§ To be done
Find every line in the records below that holds the word "судья", and copy each one.
───── Input data ─────
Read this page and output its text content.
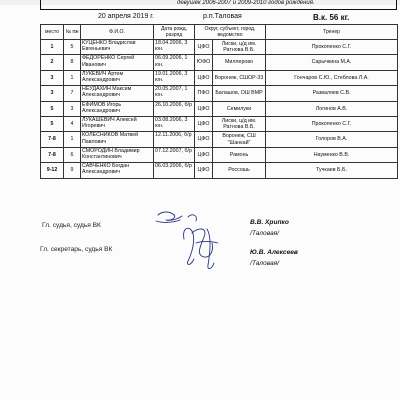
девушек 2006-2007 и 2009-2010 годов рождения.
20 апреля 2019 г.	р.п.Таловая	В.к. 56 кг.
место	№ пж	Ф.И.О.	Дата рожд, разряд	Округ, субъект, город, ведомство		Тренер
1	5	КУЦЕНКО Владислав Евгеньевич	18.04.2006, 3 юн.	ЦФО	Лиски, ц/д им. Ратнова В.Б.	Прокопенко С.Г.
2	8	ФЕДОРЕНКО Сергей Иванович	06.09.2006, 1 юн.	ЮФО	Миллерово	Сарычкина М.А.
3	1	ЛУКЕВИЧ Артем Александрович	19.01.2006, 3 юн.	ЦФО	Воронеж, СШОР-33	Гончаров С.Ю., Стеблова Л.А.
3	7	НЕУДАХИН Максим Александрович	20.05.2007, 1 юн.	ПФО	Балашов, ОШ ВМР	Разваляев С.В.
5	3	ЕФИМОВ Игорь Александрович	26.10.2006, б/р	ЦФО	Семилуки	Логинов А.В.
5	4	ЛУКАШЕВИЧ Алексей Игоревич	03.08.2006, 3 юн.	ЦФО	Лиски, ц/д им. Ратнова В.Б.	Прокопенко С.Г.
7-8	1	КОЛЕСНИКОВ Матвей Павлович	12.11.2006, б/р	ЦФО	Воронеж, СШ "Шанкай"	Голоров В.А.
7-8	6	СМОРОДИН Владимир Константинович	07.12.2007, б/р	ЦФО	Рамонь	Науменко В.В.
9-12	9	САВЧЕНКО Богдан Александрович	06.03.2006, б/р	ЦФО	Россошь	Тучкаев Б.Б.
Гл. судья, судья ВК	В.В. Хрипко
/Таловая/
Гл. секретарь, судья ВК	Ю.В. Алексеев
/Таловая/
─────
§ Exercise answer
Гл. судья, судья ВК	В.В. Хрипко
Гл. секретарь, судья ВК	Ю.В. Алексеев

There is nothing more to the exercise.